* MATERIAL:
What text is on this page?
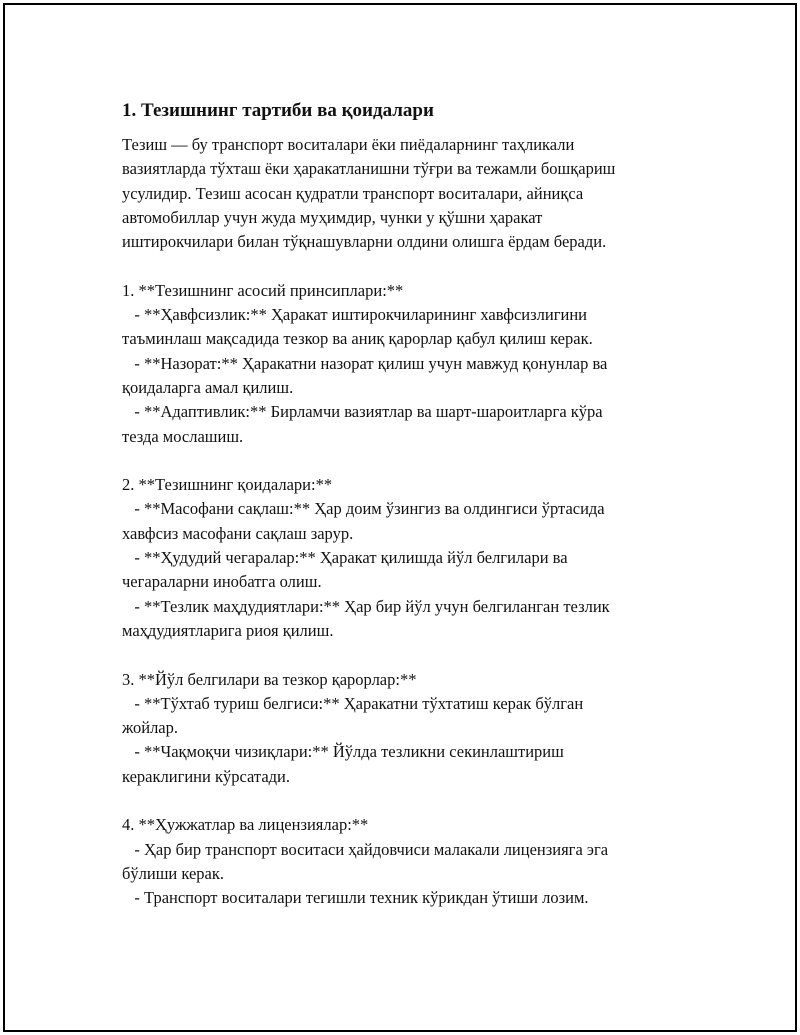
1. Тезишнинг тартиби ва қоидалари
Тезиш — бу транспорт воситалари ёки пиёдаларнинг таҳликали
вазиятларда тўхташ ёки ҳаракатланишни тўғри ва тежамли бошқариш
усулидир. Тезиш асосан қудратли транспорт воситалари, айниқса
автомобиллар учун жуда муҳимдир, чунки у қўшни ҳаракат
иштирокчилари билан тўқнашувларни олдини олишга ёрдам беради.
1. **Тезишнинг асосий принсиплари:**
- **Ҳавфсизлик:** Ҳаракат иштирокчиларининг хавфсизлигини
таъминлаш мақсадида тезкор ва аниқ қарорлар қабул қилиш керак.
- **Назорат:** Ҳаракатни назорат қилиш учун мавжуд қонунлар ва
қоидаларга амал қилиш.
- **Адаптивлик:** Бирламчи вазиятлар ва шарт-шароитларга кўра
тезда мослашиш.
2. **Тезишнинг қоидалари:**
- **Масофани сақлаш:** Ҳар доим ўзингиз ва олдингиси ўртасида
хавфсиз масофани сақлаш зарур.
- **Ҳудудий чегаралар:** Ҳаракат қилишда йўл белгилари ва
чегараларни инобатга олиш.
- **Тезлик маҳдудиятлари:** Ҳар бир йўл учун белгиланган тезлик
маҳдудиятларига риоя қилиш.
3. **Йўл белгилари ва тезкор қарорлар:**
- **Тўхтаб туриш белгиси:** Ҳаракатни тўхтатиш керак бўлган
жойлар.
- **Чақмоқчи чизиқлари:** Йўлда тезликни секинлаштириш
кераклигини кўрсатади.
4. **Ҳужжатлар ва лицензиялар:**
- Ҳар бир транспорт воситаси ҳайдовчиси малакали лицензияга эга
бўлиши керак.
- Транспорт воситалари тегишли техник кўрикдан ўтиши лозим.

* TASK DIRECTIONS: Without the pictures, return the entries exactly as they appear.

* CORRECT RESULT:
What text is on this page?
1. Тезишнинг тартиби ва қоидалари
Тезиш — бу транспорт воситалари ёки пиёдаларнинг таҳликали
вазиятларда тўхташ ёки ҳаракатланишни тўғри ва тежамли бошқариш
усулидир. Тезиш асосан қудратли транспорт воситалари, айниқса
автомобиллар учун жуда муҳимдир, чунки у қўшни ҳаракат
иштирокчилари билан тўқнашувларни олдини олишга ёрдам беради.
1. **Тезишнинг асосий принсиплари:**
- **Ҳавфсизлик:** Ҳаракат иштирокчиларининг хавфсизлигини
таъминлаш мақсадида тезкор ва аниқ қарорлар қабул қилиш керак.
- **Назорат:** Ҳаракатни назорат қилиш учун мавжуд қонунлар ва
қоидаларга амал қилиш.
- **Адаптивлик:** Бирламчи вазиятлар ва шарт-шароитларга кўра
тезда мослашиш.
2. **Тезишнинг қоидалари:**
- **Масофани сақлаш:** Ҳар доим ўзингиз ва олдингиси ўртасида
хавфсиз масофани сақлаш зарур.
- **Ҳудудий чегаралар:** Ҳаракат қилишда йўл белгилари ва
чегараларни инобатга олиш.
- **Тезлик маҳдудиятлари:** Ҳар бир йўл учун белгиланган тезлик
маҳдудиятларига риоя қилиш.
3. **Йўл белгилари ва тезкор қарорлар:**
- **Тўхтаб туриш белгиси:** Ҳаракатни тўхтатиш керак бўлган
жойлар.
- **Чақмоқчи чизиқлари:** Йўлда тезликни секинлаштириш
кераклигини кўрсатади.
4. **Ҳужжатлар ва лицензиялар:**
- Ҳар бир транспорт воситаси ҳайдовчиси малакали лицензияга эга
бўлиши керак.
- Транспорт воситалари тегишли техник кўрикдан ўтиши лозим.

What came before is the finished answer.